§ **The exercise**
Reproduce the material in full, exactly as written.
#### Extracted information
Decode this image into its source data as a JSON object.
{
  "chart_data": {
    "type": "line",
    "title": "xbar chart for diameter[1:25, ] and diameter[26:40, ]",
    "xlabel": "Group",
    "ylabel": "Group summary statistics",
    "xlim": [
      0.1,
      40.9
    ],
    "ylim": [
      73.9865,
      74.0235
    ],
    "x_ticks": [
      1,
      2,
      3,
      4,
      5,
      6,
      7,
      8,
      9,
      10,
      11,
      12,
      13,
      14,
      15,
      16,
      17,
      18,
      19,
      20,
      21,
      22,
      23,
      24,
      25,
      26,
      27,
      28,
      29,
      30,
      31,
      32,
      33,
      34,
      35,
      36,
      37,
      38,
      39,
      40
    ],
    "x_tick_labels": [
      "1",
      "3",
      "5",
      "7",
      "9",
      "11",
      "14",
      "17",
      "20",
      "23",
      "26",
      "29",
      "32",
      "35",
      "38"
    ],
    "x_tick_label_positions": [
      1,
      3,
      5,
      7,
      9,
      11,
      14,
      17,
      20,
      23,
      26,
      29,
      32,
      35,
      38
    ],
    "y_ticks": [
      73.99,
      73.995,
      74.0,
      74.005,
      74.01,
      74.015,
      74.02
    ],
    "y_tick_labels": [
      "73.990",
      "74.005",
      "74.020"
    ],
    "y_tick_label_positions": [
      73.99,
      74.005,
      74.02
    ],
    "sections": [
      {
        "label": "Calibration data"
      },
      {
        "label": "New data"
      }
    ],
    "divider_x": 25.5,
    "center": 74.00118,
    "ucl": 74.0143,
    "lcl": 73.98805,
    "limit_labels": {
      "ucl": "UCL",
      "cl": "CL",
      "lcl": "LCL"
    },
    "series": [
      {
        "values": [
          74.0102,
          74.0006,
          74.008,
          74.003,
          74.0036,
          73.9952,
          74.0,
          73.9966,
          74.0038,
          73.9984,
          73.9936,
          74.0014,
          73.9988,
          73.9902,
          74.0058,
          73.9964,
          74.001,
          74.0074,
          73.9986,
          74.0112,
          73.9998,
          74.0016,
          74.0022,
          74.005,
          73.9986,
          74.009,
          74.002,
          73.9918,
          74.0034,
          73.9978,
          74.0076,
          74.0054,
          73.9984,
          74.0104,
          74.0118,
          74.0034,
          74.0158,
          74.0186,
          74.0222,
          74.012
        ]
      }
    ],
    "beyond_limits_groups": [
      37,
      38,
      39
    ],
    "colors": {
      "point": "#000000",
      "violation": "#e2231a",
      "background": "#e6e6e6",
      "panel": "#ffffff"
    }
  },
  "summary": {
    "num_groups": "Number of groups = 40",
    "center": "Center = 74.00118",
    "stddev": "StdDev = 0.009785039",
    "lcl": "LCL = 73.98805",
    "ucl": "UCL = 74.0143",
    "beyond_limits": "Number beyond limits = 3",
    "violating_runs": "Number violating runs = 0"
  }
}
########
§ **Complete answer**
Decode this image into its source data as a JSON object.
{
  "chart_data": {
    "type": "line",
    "title": "xbar chart for diameter[1:25, ] and diameter[26:40, ]",
    "xlabel": "Group",
    "ylabel": "Group summary statistics",
    "xlim": [
      0.1,
      40.9
    ],
    "ylim": [
      73.9865,
      74.0235
    ],
    "x_ticks": [
      1,
      2,
      3,
      4,
      5,
      6,
      7,
      8,
      9,
      10,
      11,
      12,
      13,
      14,
      15,
      16,
      17,
      18,
      19,
      20,
      21,
      22,
      23,
      24,
      25,
      26,
      27,
      28,
      29,
      30,
      31,
      32,
      33,
      34,
      35,
      36,
      37,
      38,
      39,
      40
    ],
    "x_tick_labels": [
      "1",
      "3",
      "5",
      "7",
      "9",
      "11",
      "14",
      "17",
      "20",
      "23",
      "26",
      "29",
      "32",
      "35",
      "38"
    ],
    "x_tick_label_positions": [
      1,
      3,
      5,
      7,
      9,
      11,
      14,
      17,
      20,
      23,
      26,
      29,
      32,
      35,
      38
    ],
    "y_ticks": [
      73.99,
      73.995,
      74.0,
      74.005,
      74.01,
      74.015,
      74.02
    ],
    "y_tick_labels": [
      "73.990",
      "74.005",
      "74.020"
    ],
    "y_tick_label_positions": [
      73.99,
      74.005,
      74.02
    ],
    "sections": [
      {
        "label": "Calibration data"
      },
      {
        "label": "New data"
      }
    ],
    "divider_x": 25.5,
    "center": 74.00118,
    "ucl": 74.0143,
    "lcl": 73.98805,
    "limit_labels": {
      "ucl": "UCL",
      "cl": "CL",
      "lcl": "LCL"
    },
    "series": [
      {
        "values": [
          74.0102,
          74.0006,
          74.008,
          74.003,
          74.0036,
          73.9952,
          74.0,
          73.9966,
          74.0038,
          73.9984,
          73.9936,
          74.0014,
          73.9988,
          73.9902,
          74.0058,
          73.9964,
          74.001,
          74.0074,
          73.9986,
          74.0112,
          73.9998,
          74.0016,
          74.0022,
          74.005,
          73.9986,
          74.009,
          74.002,
          73.9918,
          74.0034,
          73.9978,
          74.0076,
          74.0054,
          73.9984,
          74.0104,
          74.0118,
          74.0034,
          74.0158,
          74.0186,
          74.0222,
          74.012
        ]
      }
    ],
    "beyond_limits_groups": [
      37,
      38,
      39
    ],
    "colors": {
      "point": "#000000",
      "violation": "#e2231a",
      "background": "#e6e6e6",
      "panel": "#ffffff"
    }
  },
  "summary": {
    "num_groups": "Number of groups = 40",
    "center": "Center = 74.00118",
    "stddev": "StdDev = 0.009785039",
    "lcl": "LCL = 73.98805",
    "ucl": "UCL = 74.0143",
    "beyond_limits": "Number beyond limits = 3",
    "violating_runs": "Number violating runs = 0"
  }
}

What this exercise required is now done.